Elise Stefanick

Carmichael Suggests a Plan for Republicans to Inflict Pressure on the Billionaire and CEO Class of Democrats

May 11, 2021

 

Live from Music Row Monday morning on The Tennessee Star Report with Michael Patrick Leahy – broadcast on Nashville’s Talk Radio 98.3 and 1510 WLAC weekdays from 5:00 a.m. to 8:00 a.m. – host Leahy welcomed the original all-star panelist Crom Carmichael to the studio to weigh in on the effort to replace Liz Cheney with Elise Stefanick on the GOP House Conference Committee and reveals his plan to put pressure on the elite classes of Democrats.

(Congressman Jim Banks clip plays)

Leahy: Crom that is Congressman Jim Banks, a conservative Republican from Indiana. He said, really, that his view of the Republican Party is the Trump view of the Republican Party and has become the party of the working class and not the elites. And that is the message that a Liz Cheney should be putting out there. It’s not the message Liz Cheney is putting out there. She’s the number three leader in the House Conference committee in the GOP. Now she’s about to lose that position it looks like.

Carmichael: Right. I think that Kevin McCarthy was on with Maria Bartiromo and they brought this question up. And she asked Kevin McCarthy point-blank whether or not he supported the Congresswoman from New York.

Leahy: Elise Stefanik from upstate New York, my old stomping ground.

Carmichael: Yes. She’s terrific. And he said, Yes, I do. In other words, he didn’t equivocate at all. He said, Yes, I do. There will be a vote to remove Liz Cheney.

Leahy: As the number three in the hierarchy.

Carmichael: To replace her. That’s who Kevin McCarthy says he’s supporting now.

Leahy: Elise Stefanik is a Harvard graduate, and she was born and raised in a suburb of Albany. The district she represents actually is in the northernmost part of New York States, where I grew up as a kid. Spent many years there. But it’s a conservative district. It became the big district in the big fight in 2010.

The Tea Party fight with Independent guy Doug Hoffman barely lost because the RINO Republican there dropped out and backed the Democrat. Very heated. After four years, six years, that person was out. Elise Stefanik has done a very good job winning that district. She’s moved up to the Northern part of upstate New York from Albany. She’s not exactly a hardcore conservative in her voting record. But on the big issues, she’s been 100 percent behind them.

Carmichael: And she’s also a Donald Trump supporter.

Leahy: Yes. That’s very clear.

Carmichael: Very clear. And your point about the RINO Republican, I think, is interesting. The party is slowly but surely getting rid of the RINO Republicans. And the freshman class that came in 2020 on the Republican side is a very very solid class of Republicans who stand up for the working people. Liz Cheney doesn’t care about the working people. I’m not sure exactly what she does care about other than herself.

Leahy: She cares about Liz Cheney.

Carmichael: That’s what I just said.

Leahy: I don’t think she’s been back into Wyoming very much at all.

Extracted data entries
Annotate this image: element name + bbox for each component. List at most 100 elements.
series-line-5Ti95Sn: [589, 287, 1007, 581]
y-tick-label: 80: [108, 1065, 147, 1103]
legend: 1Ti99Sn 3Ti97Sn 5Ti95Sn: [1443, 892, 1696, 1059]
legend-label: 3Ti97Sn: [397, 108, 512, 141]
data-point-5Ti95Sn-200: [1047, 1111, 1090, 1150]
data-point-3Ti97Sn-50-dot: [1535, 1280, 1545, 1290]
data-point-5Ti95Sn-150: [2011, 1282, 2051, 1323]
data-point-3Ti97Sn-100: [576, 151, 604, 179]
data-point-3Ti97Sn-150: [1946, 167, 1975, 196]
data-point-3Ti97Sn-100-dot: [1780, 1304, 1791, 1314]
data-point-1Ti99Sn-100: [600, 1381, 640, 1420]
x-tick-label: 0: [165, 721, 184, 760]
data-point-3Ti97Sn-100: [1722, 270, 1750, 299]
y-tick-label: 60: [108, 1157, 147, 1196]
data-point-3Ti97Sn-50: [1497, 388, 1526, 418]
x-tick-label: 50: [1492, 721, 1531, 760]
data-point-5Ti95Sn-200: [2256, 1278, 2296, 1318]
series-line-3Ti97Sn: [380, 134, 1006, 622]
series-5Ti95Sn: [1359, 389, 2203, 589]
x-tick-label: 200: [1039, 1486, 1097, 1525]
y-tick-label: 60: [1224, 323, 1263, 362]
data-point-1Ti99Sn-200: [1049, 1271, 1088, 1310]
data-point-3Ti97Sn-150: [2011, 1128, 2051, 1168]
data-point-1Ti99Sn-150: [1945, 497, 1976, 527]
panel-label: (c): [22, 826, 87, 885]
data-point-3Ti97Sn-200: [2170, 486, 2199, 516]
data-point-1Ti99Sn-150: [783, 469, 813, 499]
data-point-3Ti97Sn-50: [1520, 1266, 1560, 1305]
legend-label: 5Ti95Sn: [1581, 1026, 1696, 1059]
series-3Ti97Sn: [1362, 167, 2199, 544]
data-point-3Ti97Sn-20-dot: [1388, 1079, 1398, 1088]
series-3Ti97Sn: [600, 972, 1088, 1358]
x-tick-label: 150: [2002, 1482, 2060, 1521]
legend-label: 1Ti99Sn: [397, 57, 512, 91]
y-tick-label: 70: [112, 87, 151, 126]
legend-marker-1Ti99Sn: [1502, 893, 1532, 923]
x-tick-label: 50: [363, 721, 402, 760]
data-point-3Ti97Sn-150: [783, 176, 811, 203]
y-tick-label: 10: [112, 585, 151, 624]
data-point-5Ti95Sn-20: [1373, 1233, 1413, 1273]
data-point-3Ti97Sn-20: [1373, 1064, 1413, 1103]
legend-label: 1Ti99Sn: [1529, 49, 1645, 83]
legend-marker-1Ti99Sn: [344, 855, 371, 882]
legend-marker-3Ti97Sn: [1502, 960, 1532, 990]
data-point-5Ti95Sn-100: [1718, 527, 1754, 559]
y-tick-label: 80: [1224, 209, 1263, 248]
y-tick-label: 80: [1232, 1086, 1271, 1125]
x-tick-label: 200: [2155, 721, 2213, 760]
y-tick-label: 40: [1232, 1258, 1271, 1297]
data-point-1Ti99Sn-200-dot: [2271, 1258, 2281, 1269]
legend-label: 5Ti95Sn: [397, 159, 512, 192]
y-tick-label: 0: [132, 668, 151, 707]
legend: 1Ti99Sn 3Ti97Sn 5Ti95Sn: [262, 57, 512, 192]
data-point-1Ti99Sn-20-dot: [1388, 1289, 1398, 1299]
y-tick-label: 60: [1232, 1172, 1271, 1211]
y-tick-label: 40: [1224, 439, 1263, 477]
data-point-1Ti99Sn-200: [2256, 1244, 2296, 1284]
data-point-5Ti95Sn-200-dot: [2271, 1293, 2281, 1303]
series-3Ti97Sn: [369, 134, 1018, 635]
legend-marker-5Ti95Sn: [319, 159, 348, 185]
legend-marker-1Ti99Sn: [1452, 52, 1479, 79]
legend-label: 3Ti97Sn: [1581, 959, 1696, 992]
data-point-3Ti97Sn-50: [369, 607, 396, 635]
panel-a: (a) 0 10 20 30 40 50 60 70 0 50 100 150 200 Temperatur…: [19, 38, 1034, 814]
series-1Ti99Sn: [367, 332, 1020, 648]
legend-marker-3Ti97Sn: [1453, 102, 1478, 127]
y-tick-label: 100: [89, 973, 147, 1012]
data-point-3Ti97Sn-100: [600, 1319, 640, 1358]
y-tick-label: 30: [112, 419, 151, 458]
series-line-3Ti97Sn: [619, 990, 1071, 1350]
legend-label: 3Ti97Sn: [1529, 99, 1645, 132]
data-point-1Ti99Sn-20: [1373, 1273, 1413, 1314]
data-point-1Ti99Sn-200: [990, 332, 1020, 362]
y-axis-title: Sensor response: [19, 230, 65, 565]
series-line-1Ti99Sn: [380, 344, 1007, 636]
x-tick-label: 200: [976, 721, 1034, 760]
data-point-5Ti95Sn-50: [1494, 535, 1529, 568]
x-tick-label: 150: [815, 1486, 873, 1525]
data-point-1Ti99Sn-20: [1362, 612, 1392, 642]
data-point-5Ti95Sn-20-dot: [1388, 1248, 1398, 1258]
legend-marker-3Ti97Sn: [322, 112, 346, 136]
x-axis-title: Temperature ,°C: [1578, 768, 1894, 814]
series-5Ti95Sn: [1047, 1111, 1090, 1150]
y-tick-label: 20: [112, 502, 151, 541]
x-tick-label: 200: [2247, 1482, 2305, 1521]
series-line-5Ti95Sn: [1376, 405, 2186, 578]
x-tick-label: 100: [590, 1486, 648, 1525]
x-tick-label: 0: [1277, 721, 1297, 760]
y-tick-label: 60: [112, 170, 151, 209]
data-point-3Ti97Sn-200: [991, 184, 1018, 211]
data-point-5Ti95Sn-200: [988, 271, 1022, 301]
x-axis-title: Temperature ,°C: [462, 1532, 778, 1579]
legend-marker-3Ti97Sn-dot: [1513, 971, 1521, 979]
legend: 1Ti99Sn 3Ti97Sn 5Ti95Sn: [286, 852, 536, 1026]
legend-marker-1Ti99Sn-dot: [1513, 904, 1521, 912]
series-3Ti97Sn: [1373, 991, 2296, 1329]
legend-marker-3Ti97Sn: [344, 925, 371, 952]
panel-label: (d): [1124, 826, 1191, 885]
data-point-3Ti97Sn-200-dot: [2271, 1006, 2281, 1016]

DIRECTIVES
**A)** According to the radio transcript, which state does Congressman Jim Banks represent?
**B)** Reproduce the passage of the radio transcript that opens with the words containing "Carmichael: And she’s" and closes with "much at all.".

SOLUTIONS TO THE TASKS
**A)** Indiana

**B)**
Carmichael: And she’s also a Donald Trump supporter.

Leahy: Yes. That’s very clear.

Carmichael: Very clear. And your point about the RINO Republican, I think, is interesting. The party is slowly but surely getting rid of the RINO Republicans. And the freshman class that came in 2020 on the Republican side is a very very solid class of Republicans who stand up for the working people. Liz Cheney doesn’t care about the working people. I’m not sure exactly what she does care about other than herself.

Leahy: She cares about Liz Cheney.

Carmichael: That’s what I just said.

Leahy: I don’t think she’s been back into Wyoming very much at all.